● **Task description**
From the entries below, copy every line that holds the word "Michigan".

● **Given entries**
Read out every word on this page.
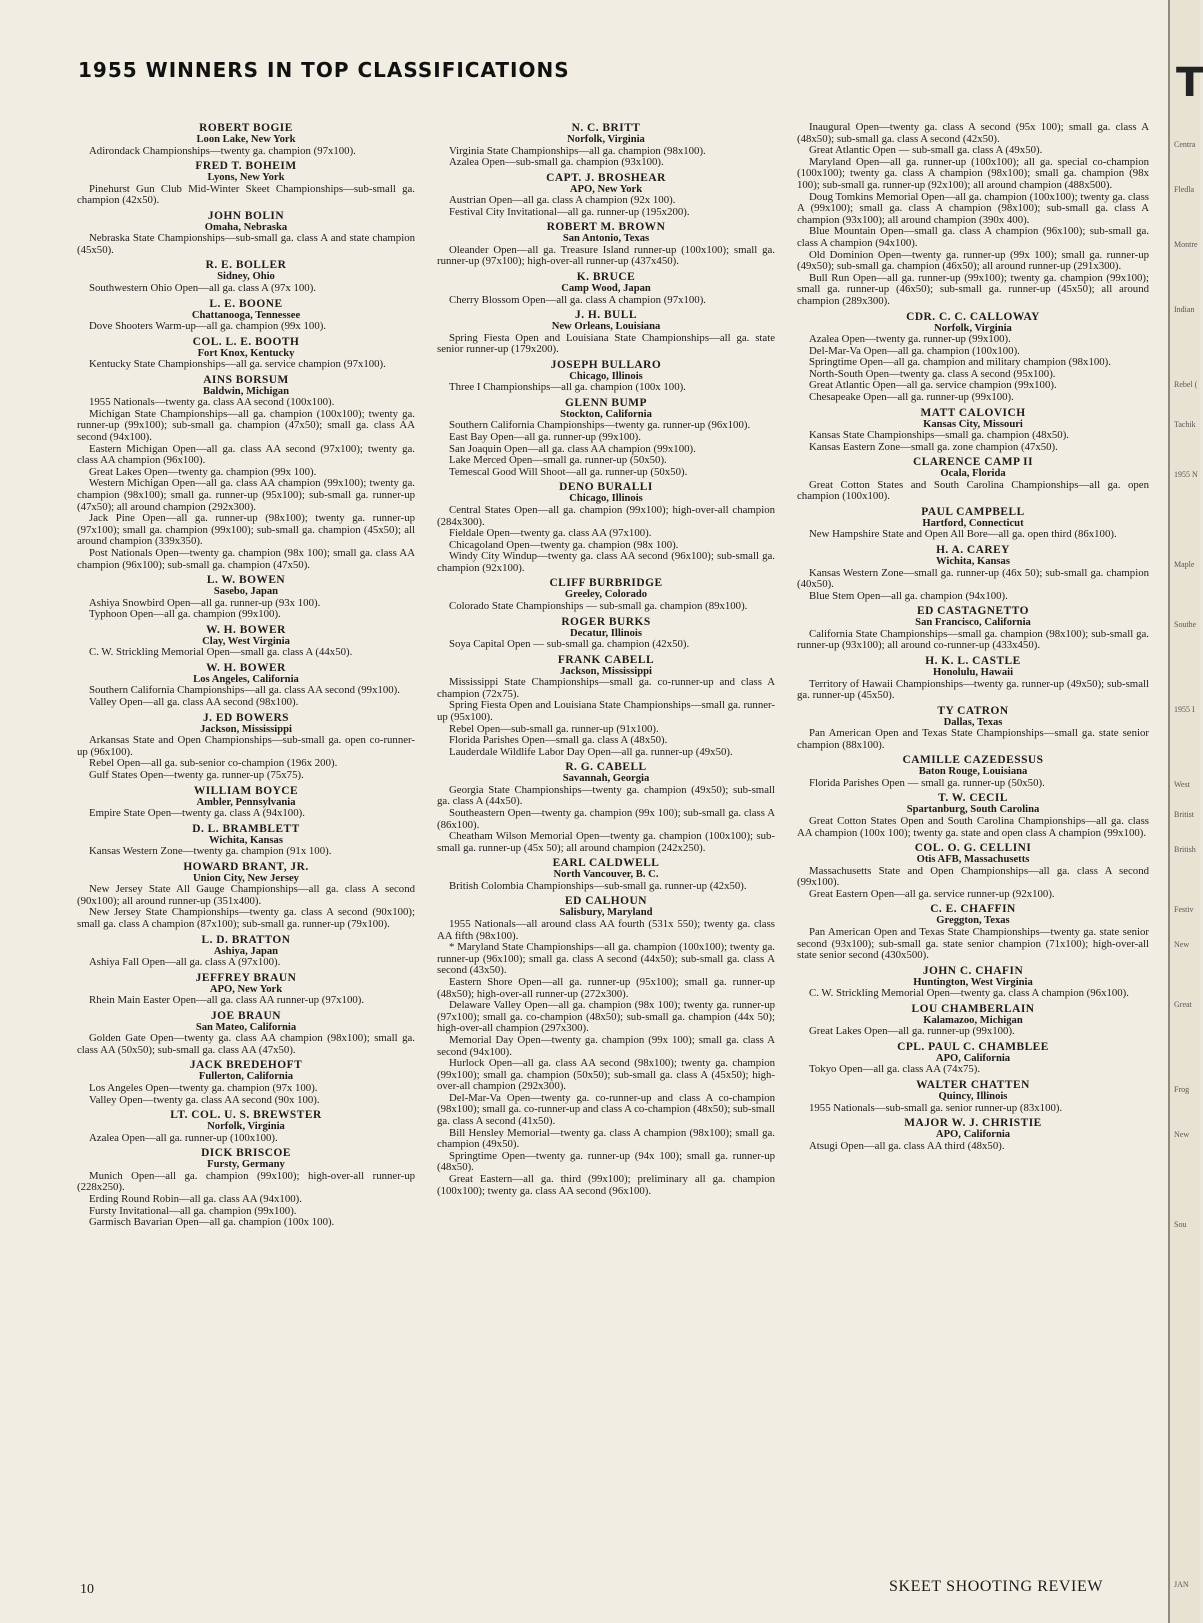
1955 WINNERS IN TOP CLASSIFICATIONS
ROBERT BOGIE
Loon Lake, New York
Adirondack Championships—twenty ga. champion (97x100).
FRED T. BOHEIM
Lyons, New York
Pinehurst Gun Club Mid-Winter Skeet Championships—sub-small ga. champion (42x50).
JOHN BOLIN
Omaha, Nebraska
Nebraska State Championships—sub-small ga. class A and state champion (45x50).
R. E. BOLLER
Sidney, Ohio
Southwestern Ohio Open—all ga. class A (97x 100).
L. E. BOONE
Chattanooga, Tennessee
Dove Shooters Warm-up—all ga. champion (99x 100).
COL. L. E. BOOTH
Fort Knox, Kentucky
Kentucky State Championships—all ga. service champion (97x100).
AINS BORSUM
Baldwin, Michigan
1955 Nationals—twenty ga. class AA second (100x100).
Michigan State Championships—all ga. champion (100x100); twenty ga. runner-up (99x100); sub-small ga. champion (47x50); small ga. class AA second (94x100).
Eastern Michigan Open—all ga. class AA second (97x100); twenty ga. class AA champion (96x100).
Great Lakes Open—twenty ga. champion (99x 100).
Western Michigan Open—all ga. class AA champion (99x100); twenty ga. champion (98x100); small ga. runner-up (95x100); sub-small ga. runner-up (47x50); all around champion (292x300).
Jack Pine Open—all ga. runner-up (98x100); twenty ga. runner-up (97x100); small ga. champion (99x100); sub-small ga. champion (45x50); all around champion (339x350).
Post Nationals Open—twenty ga. champion (98x 100); small ga. class AA champion (96x100); sub-small ga. champion (47x50).
L. W. BOWEN
Sasebo, Japan
Ashiya Snowbird Open—all ga. runner-up (93x 100).
Typhoon Open—all ga. champion (99x100).
W. H. BOWER
Clay, West Virginia
C. W. Strickling Memorial Open—small ga. class A (44x50).
W. H. BOWER
Los Angeles, California
Southern California Championships—all ga. class AA second (99x100).
Valley Open—all ga. class AA second (98x100).
J. ED BOWERS
Jackson, Mississippi
Arkansas State and Open Championships—sub-small ga. open co-runner-up (96x100).
Rebel Open—all ga. sub-senior co-champion (196x 200).
Gulf States Open—twenty ga. runner-up (75x75).
WILLIAM BOYCE
Ambler, Pennsylvania
Empire State Open—twenty ga. class A (94x100).
D. L. BRAMBLETT
Wichita, Kansas
Kansas Western Zone—twenty ga. champion (91x 100).
HOWARD BRANT, JR.
Union City, New Jersey
New Jersey State All Gauge Championships—all ga. class A second (90x100); all around runner-up (351x400).
New Jersey State Championships—twenty ga. class A second (90x100); small ga. class A champion (87x100); sub-small ga. runner-up (79x100).
L. D. BRATTON
Ashiya, Japan
Ashiya Fall Open—all ga. class A (97x100).
JEFFREY BRAUN
APO, New York
Rhein Main Easter Open—all ga. class AA runner-up (97x100).
JOE BRAUN
San Mateo, California
Golden Gate Open—twenty ga. class AA champion (98x100); small ga. class AA (50x50); sub-small ga. class AA (47x50).
JACK BREDEHOFT
Fullerton, California
Los Angeles Open—twenty ga. champion (97x 100).
Valley Open—twenty ga. class AA second (90x 100).
LT. COL. U. S. BREWSTER
Norfolk, Virginia
Azalea Open—all ga. runner-up (100x100).
DICK BRISCOE
Fursty, Germany
Munich Open—all ga. champion (99x100); high-over-all runner-up (228x250).
Erding Round Robin—all ga. class AA (94x100).
Fursty Invitational—all ga. champion (99x100).
Garmisch Bavarian Open—all ga. champion (100x 100).
N. C. BRITT
Norfolk, Virginia
Virginia State Championships—all ga. champion (98x100).
Azalea Open—sub-small ga. champion (93x100).
CAPT. J. BROSHEAR
APO, New York
Austrian Open—all ga. class A champion (92x 100).
Festival City Invitational—all ga. runner-up (195x200).
ROBERT M. BROWN
San Antonio, Texas
Oleander Open—all ga. Treasure Island runner-up (100x100); small ga. runner-up (97x100); high-over-all runner-up (437x450).
K. BRUCE
Camp Wood, Japan
Cherry Blossom Open—all ga. class A champion (97x100).
J. H. BULL
New Orleans, Louisiana
Spring Fiesta Open and Louisiana State Championships—all ga. state senior runner-up (179x200).
JOSEPH BULLARO
Chicago, Illinois
Three I Championships—all ga. champion (100x 100).
GLENN BUMP
Stockton, California
Southern California Championships—twenty ga. runner-up (96x100).
East Bay Open—all ga. runner-up (99x100).
San Joaquin Open—all ga. class AA champion (99x100).
Lake Merced Open—small ga. runner-up (50x50).
Temescal Good Will Shoot—all ga. runner-up (50x50).
DENO BURALLI
Chicago, Illinois
Central States Open—all ga. champion (99x100); high-over-all champion (284x300).
Fieldale Open—twenty ga. class AA (97x100).
Chicagoland Open—twenty ga. champion (98x 100).
Windy City Windup—twenty ga. class AA second (96x100); sub-small ga. champion (92x100).
CLIFF BURBRIDGE
Greeley, Colorado
Colorado State Championships — sub-small ga. champion (89x100).
ROGER BURKS
Decatur, Illinois
Soya Capital Open — sub-small ga. champion (42x50).
FRANK CABELL
Jackson, Mississippi
Mississippi State Championships—small ga. co-runner-up and class A champion (72x75).
Spring Fiesta Open and Louisiana State Championships—small ga. runner-up (95x100).
Rebel Open—sub-small ga. runner-up (91x100).
Florida Parishes Open—small ga. class A (48x50).
Lauderdale Wildlife Labor Day Open—all ga. runner-up (49x50).
R. G. CABELL
Savannah, Georgia
Georgia State Championships—twenty ga. champion (49x50); sub-small ga. class A (44x50).
Southeastern Open—twenty ga. champion (99x 100); sub-small ga. class A (86x100).
Cheatham Wilson Memorial Open—twenty ga. champion (100x100); sub-small ga. runner-up (45x 50); all around champion (242x250).
EARL CALDWELL
North Vancouver, B. C.
British Colombia Championships—sub-small ga. runner-up (42x50).
ED CALHOUN
Salisbury, Maryland
1955 Nationals—all around class AA fourth (531x 550); twenty ga. class AA fifth (98x100).
* Maryland State Championships—all ga. champion (100x100); twenty ga. runner-up (96x100); small ga. class A second (44x50); sub-small ga. class A second (43x50).
Eastern Shore Open—all ga. runner-up (95x100); small ga. runner-up (48x50); high-over-all runner-up (272x300).
Delaware Valley Open—all ga. champion (98x 100); twenty ga. runner-up (97x100); small ga. co-champion (48x50); sub-small ga. champion (44x 50); high-over-all champion (297x300).
Memorial Day Open—twenty ga. champion (99x 100); small ga. class A second (94x100).
Hurlock Open—all ga. class AA second (98x100); twenty ga. champion (99x100); small ga. champion (50x50); sub-small ga. class A (45x50); high-over-all champion (292x300).
Del-Mar-Va Open—twenty ga. co-runner-up and class A co-champion (98x100); small ga. co-runner-up and class A co-champion (48x50); sub-small ga. class A second (41x50).
Bill Hensley Memorial—twenty ga. class A champion (98x100); small ga. champion (49x50).
Springtime Open—twenty ga. runner-up (94x 100); small ga. runner-up (48x50).
Great Eastern—all ga. third (99x100); preliminary all ga. champion (100x100); twenty ga. class AA second (96x100).
Inaugural Open—twenty ga. class A second (95x 100); small ga. class A (48x50); sub-small ga. class A second (42x50).
Great Atlantic Open — sub-small ga. class A (49x50).
Maryland Open—all ga. runner-up (100x100); all ga. special co-champion (100x100); twenty ga. class A champion (98x100); small ga. champion (98x 100); sub-small ga. runner-up (92x100); all around champion (488x500).
Doug Tomkins Memorial Open—all ga. champion (100x100); twenty ga. class A (99x100); small ga. class A champion (98x100); sub-small ga. class A champion (93x100); all around champion (390x 400).
Blue Mountain Open—small ga. class A champion (96x100); sub-small ga. class A champion (94x100).
Old Dominion Open—twenty ga. runner-up (99x 100); small ga. runner-up (49x50); sub-small ga. champion (46x50); all around runner-up (291x300).
Bull Run Open—all ga. runner-up (99x100); twenty ga. champion (99x100); small ga. runner-up (46x50); sub-small ga. runner-up (45x50); all around champion (289x300).
CDR. C. C. CALLOWAY
Norfolk, Virginia
Azalea Open—twenty ga. runner-up (99x100).
Del-Mar-Va Open—all ga. champion (100x100).
Springtime Open—all ga. champion and military champion (98x100).
North-South Open—twenty ga. class A second (95x100).
Great Atlantic Open—all ga. service champion (99x100).
Chesapeake Open—all ga. runner-up (99x100).
MATT CALOVICH
Kansas City, Missouri
Kansas State Championships—small ga. champion (48x50).
Kansas Eastern Zone—small ga. zone champion (47x50).
CLARENCE CAMP II
Ocala, Florida
Great Cotton States and South Carolina Championships—all ga. open champion (100x100).
PAUL CAMPBELL
Hartford, Connecticut
New Hampshire State and Open All Bore—all ga. open third (86x100).
H. A. CAREY
Wichita, Kansas
Kansas Western Zone—small ga. runner-up (46x 50); sub-small ga. champion (40x50).
Blue Stem Open—all ga. champion (94x100).
ED CASTAGNETTO
San Francisco, California
California State Championships—small ga. champion (98x100); sub-small ga. runner-up (93x100); all around co-runner-up (433x450).
H. K. L. CASTLE
Honolulu, Hawaii
Territory of Hawaii Championships—twenty ga. runner-up (49x50); sub-small ga. runner-up (45x50).
TY CATRON
Dallas, Texas
Pan American Open and Texas State Championships—small ga. state senior champion (88x100).
CAMILLE CAZEDESSUS
Baton Rouge, Louisiana
Florida Parishes Open — small ga. runner-up (50x50).
T. W. CECIL
Spartanburg, South Carolina
Great Cotton States Open and South Carolina Championships—all ga. class AA champion (100x 100); twenty ga. state and open class A champion (99x100).
COL. O. G. CELLINI
Otis AFB, Massachusetts
Massachusetts State and Open Championships—all ga. class A second (99x100).
Great Eastern Open—all ga. service runner-up (92x100).
C. E. CHAFFIN
Greggton, Texas
Pan American Open and Texas State Championships—twenty ga. state senior second (93x100); sub-small ga. state senior champion (71x100); high-over-all state senior second (430x500).
JOHN C. CHAFIN
Huntington, West Virginia
C. W. Strickling Memorial Open—twenty ga. class A champion (96x100).
LOU CHAMBERLAIN
Kalamazoo, Michigan
Great Lakes Open—all ga. runner-up (99x100).
CPL. PAUL C. CHAMBLEE
APO, California
Tokyo Open—all ga. class AA (74x75).
WALTER CHATTEN
Quincy, Illinois
1955 Nationals—sub-small ga. senior runner-up (83x100).
MAJOR W. J. CHRISTIE
APO, California
Atsugi Open—all ga. class AA third (48x50).
10	SKEET SHOOTING REVIEW
T
Centra
Fledla
Montre
Indian
Rebel (
Tachik
1955 N
Maple
Southe
1955 I
West
Britist
British
Festiv
New
Great
Frog
New
Sou
JAN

● **The result**
Baldwin, Michigan
Michigan State Championships—all ga. champion (100x100); twenty ga. runner-up (99x100); sub-small ga. champion (47x50); small ga. class AA second (94x100).
Eastern Michigan Open—all ga. class AA second (97x100); twenty ga. class AA champion (96x100).
Western Michigan Open—all ga. class AA champion (99x100); twenty ga. champion (98x100); small ga. runner-up (95x100); sub-small ga. runner-up (47x50); all around champion (292x300).
Kalamazoo, Michigan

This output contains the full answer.